* START Data shown *

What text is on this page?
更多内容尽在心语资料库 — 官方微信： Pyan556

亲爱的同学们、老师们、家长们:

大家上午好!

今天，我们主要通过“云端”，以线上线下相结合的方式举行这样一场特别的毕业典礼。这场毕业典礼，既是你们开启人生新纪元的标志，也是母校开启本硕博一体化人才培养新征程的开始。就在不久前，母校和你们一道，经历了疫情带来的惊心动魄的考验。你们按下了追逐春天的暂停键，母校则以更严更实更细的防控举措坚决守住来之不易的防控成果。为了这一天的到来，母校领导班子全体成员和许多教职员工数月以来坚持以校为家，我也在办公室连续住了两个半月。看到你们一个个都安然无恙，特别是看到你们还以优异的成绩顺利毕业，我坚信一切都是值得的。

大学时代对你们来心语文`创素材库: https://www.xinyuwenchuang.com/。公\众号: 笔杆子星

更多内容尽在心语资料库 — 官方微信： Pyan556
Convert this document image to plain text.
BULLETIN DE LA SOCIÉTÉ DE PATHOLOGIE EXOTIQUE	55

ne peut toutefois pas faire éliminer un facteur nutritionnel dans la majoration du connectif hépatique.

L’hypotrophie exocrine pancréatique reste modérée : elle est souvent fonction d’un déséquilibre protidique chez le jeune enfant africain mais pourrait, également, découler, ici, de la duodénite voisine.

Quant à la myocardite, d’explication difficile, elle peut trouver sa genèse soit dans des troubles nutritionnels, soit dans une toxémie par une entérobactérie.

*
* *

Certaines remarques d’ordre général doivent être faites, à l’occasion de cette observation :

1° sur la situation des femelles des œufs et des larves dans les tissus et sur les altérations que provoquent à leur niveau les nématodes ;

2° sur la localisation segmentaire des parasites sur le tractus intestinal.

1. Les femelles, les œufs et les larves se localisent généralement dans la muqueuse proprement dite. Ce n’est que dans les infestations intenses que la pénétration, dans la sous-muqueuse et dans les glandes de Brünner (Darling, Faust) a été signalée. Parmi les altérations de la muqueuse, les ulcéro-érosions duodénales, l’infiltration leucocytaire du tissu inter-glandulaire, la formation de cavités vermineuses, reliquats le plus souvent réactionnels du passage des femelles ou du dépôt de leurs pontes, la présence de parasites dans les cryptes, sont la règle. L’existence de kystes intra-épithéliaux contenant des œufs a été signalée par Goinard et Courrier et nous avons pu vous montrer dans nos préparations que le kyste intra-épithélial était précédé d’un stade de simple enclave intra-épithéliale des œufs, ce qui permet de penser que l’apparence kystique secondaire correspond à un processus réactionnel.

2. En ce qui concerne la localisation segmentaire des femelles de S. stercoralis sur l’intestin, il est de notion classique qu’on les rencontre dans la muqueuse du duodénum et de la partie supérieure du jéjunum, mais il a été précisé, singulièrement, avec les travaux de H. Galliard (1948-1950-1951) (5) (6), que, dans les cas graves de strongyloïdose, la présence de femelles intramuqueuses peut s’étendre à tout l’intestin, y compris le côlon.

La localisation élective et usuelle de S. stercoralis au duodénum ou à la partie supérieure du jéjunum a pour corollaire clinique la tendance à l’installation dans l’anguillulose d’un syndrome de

* END Data shown *

Exercise directions =>
Your task is to gather every line with the word "this" and copy it.

Written response =>
What text is on this page?
Convert this document image to plain text.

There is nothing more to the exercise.